• **Given request**:
Identify each line containing the word "Motorenübersicht" and copy it.

Stored data

* begin *

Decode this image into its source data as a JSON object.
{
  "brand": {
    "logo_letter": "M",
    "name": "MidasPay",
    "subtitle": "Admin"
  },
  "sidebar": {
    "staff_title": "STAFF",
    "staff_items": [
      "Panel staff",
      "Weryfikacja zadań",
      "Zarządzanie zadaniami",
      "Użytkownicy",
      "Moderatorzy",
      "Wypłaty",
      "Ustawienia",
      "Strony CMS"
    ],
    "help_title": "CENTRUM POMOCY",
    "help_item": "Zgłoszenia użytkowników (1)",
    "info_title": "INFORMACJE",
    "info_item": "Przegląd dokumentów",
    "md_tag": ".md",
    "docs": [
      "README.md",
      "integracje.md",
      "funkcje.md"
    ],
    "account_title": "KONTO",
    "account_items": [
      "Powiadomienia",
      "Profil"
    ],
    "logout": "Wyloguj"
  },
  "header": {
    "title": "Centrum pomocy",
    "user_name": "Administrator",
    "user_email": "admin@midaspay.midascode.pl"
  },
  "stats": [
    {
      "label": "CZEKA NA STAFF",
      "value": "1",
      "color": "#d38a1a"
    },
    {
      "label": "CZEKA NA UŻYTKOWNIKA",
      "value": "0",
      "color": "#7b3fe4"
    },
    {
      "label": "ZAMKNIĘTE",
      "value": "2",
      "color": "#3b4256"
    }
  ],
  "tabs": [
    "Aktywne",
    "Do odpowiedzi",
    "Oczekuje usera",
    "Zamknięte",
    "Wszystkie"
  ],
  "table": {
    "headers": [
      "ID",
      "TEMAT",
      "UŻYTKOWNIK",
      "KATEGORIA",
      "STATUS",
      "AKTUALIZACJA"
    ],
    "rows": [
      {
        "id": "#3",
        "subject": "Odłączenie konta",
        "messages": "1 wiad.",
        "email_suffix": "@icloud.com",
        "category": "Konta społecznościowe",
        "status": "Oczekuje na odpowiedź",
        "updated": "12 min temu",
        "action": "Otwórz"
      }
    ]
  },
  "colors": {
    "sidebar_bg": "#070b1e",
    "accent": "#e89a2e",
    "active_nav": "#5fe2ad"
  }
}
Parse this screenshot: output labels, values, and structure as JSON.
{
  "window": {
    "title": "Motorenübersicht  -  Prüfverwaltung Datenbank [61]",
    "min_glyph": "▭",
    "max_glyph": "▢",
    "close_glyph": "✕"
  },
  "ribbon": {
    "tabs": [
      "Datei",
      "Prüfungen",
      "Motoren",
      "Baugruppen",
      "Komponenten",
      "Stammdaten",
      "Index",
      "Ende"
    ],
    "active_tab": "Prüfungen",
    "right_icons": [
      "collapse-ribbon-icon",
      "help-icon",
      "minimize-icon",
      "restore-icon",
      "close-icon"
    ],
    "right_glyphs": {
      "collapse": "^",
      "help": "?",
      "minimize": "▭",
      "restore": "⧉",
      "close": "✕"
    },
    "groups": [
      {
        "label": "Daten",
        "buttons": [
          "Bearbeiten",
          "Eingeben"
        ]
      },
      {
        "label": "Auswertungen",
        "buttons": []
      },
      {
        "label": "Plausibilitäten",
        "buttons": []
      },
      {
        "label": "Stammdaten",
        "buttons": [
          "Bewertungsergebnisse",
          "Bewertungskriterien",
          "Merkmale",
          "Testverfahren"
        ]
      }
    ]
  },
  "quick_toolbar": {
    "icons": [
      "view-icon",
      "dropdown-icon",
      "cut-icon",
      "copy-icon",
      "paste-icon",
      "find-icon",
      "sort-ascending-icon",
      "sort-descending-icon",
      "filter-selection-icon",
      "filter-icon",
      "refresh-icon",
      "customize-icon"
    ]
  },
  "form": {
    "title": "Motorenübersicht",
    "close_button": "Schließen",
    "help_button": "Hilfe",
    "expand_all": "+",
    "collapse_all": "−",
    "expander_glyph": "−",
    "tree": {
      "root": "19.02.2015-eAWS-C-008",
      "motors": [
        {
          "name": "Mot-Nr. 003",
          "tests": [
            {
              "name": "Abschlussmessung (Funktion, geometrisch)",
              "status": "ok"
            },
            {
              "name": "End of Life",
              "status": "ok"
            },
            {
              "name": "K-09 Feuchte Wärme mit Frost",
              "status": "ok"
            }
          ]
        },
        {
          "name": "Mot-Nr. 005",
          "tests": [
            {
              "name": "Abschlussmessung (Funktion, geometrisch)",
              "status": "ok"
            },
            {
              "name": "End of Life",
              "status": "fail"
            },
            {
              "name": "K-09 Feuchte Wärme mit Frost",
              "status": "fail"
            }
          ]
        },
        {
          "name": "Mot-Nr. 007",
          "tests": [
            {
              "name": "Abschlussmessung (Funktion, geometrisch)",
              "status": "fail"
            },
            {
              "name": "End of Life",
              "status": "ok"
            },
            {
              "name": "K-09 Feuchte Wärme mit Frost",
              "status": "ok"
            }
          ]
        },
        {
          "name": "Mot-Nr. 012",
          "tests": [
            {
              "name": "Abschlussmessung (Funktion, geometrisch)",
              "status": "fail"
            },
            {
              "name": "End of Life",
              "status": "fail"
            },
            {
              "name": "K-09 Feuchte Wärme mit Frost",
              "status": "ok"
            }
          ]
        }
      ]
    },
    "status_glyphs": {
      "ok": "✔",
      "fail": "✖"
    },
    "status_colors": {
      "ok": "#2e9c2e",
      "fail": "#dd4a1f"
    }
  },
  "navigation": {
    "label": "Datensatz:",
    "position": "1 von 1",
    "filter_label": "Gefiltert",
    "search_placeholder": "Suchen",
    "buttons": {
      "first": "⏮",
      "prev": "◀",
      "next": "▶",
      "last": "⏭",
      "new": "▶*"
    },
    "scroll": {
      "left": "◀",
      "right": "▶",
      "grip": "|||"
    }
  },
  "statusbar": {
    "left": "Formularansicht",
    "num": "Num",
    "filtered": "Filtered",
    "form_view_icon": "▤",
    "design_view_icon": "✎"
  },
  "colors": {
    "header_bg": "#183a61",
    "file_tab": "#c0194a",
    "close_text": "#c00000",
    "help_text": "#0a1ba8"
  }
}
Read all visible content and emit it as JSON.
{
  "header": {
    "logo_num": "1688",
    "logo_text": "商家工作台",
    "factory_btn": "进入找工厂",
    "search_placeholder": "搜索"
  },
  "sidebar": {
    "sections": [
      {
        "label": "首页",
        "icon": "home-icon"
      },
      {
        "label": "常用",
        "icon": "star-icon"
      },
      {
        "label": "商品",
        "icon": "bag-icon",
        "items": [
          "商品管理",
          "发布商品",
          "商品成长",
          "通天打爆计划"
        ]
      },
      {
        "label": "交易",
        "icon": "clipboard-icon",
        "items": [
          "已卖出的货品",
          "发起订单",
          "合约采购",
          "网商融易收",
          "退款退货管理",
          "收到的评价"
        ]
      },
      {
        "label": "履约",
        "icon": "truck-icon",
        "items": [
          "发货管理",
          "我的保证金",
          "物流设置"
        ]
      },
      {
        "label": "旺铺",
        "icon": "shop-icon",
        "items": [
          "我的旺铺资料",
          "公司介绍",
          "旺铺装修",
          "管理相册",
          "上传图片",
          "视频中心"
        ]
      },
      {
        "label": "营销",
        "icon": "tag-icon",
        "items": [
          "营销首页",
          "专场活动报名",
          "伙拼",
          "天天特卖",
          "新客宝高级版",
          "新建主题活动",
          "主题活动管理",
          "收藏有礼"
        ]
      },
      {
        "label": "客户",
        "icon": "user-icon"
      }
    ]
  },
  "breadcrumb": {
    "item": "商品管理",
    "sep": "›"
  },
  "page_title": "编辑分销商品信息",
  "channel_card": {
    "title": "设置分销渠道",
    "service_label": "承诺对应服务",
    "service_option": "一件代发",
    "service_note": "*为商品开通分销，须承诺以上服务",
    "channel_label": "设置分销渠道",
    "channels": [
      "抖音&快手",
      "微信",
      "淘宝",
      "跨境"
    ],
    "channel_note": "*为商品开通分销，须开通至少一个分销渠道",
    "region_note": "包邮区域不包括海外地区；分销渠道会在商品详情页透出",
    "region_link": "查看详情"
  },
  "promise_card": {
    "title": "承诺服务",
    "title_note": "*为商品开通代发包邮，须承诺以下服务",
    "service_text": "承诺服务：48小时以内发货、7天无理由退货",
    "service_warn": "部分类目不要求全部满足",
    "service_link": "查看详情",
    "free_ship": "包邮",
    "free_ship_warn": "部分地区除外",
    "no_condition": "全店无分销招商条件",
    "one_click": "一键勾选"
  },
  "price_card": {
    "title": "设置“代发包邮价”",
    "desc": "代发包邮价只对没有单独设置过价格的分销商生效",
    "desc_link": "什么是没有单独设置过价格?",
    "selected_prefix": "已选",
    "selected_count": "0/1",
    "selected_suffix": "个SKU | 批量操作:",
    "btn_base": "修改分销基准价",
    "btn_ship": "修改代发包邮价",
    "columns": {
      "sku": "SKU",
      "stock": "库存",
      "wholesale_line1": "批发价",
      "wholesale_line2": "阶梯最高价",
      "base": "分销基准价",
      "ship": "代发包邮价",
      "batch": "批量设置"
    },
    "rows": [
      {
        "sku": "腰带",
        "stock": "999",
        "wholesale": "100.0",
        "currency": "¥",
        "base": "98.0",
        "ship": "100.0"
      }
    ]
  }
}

* end *

• **Full response**:
    "title": "Motorenübersicht  -  Prüfverwaltung Datenbank [61]",
    "title": "Motorenübersicht",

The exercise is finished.